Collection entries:
__________________________________________________

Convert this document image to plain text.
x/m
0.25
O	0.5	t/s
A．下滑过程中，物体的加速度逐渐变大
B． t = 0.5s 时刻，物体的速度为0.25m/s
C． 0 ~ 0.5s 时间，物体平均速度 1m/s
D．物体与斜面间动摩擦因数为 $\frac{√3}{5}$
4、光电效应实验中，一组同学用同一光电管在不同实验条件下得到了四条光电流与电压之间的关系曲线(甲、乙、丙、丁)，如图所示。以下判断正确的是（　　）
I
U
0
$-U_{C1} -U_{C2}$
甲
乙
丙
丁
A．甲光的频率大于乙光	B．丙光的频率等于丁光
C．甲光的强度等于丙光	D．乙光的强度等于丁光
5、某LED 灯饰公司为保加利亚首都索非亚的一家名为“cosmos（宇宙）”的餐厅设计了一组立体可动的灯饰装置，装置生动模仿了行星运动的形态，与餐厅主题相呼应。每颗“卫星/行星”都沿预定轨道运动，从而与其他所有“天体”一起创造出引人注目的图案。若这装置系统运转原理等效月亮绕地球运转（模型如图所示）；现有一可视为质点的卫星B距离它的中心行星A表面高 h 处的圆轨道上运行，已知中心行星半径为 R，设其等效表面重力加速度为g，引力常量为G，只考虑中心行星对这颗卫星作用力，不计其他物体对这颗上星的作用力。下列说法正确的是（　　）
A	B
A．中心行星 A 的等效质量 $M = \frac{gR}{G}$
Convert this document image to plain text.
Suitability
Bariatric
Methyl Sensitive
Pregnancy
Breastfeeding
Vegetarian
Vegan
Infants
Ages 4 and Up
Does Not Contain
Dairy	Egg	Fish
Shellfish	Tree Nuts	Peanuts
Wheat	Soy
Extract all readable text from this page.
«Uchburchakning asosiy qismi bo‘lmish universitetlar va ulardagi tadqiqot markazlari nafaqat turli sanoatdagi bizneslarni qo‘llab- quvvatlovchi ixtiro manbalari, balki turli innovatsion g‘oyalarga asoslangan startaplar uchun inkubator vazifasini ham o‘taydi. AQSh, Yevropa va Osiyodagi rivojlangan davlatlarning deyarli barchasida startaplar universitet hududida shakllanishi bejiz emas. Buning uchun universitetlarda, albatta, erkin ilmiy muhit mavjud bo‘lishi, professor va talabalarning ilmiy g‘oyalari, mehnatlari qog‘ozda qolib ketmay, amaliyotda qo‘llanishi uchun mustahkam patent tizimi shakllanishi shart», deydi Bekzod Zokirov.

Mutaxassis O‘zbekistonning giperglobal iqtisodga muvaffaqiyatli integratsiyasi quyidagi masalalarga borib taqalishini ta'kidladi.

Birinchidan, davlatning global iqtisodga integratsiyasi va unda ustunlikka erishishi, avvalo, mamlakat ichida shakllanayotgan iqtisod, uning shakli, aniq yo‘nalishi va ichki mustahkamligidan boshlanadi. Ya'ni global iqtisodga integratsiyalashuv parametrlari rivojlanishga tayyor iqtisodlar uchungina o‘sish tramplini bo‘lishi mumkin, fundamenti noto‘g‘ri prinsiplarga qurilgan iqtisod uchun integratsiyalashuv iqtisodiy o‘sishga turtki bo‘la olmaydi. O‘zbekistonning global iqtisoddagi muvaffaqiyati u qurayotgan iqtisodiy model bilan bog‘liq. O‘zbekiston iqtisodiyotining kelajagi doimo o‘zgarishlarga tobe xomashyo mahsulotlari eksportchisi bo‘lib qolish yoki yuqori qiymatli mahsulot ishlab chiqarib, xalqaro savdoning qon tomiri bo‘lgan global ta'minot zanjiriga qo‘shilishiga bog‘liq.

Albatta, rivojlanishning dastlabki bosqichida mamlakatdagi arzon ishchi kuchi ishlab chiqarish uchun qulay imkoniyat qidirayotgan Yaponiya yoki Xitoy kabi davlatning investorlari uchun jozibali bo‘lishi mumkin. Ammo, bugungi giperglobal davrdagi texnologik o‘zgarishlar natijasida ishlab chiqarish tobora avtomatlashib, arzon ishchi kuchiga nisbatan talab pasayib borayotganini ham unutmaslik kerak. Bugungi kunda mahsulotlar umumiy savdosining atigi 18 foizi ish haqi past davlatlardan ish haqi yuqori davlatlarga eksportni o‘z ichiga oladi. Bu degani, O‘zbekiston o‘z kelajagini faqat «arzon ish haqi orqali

__________________________________________________

■ Exercise goal
Filter the records above and return every line that holds the word "frac".

■ Result
D．物体与斜面间动摩擦因数为 $\frac{√3}{5}$
A．中心行星 A 的等效质量 $M = \frac{gR}{G}$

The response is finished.